■ **Given task**
Leave every picture out and write out the records below exactly.

++++ Information shown

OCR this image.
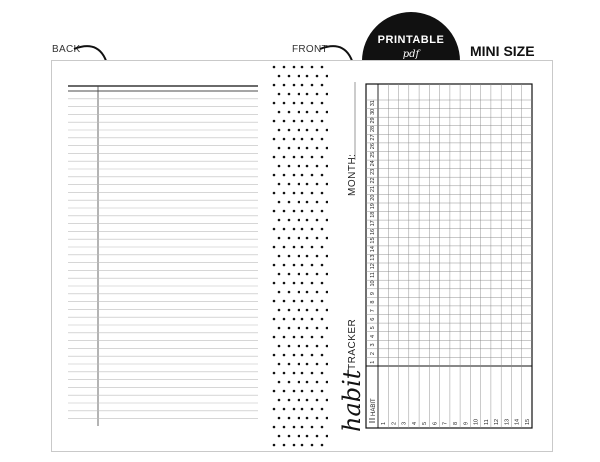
BACK	FRONT
PRINTABLE
pdf	MINI SIZE
habit
TRACKER
MONTH:
31
30
29
28
27
26
25
24
23
22
21
20
19
18
17
16
15
14
13
12
11
10
9
8
7
6
5
4
3
2
1
1 2 3 4 5 6 7 8 9 10 11 12 13 14 15
HABIT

++++++++

■ **Solution for this task**
OCR this image.
BACK	FRONT
PRINTABLE
pdf	MINI SIZE
habit
TRACKER
MONTH:
31
30
29
28
27
26
25
24
23
22
21
20
19
18
17
16
15
14
13
12
11
10
9
8
7
6
5
4
3
2
1
1 2 3 4 5 6 7 8 9 10 11 12 13 14 15
HABIT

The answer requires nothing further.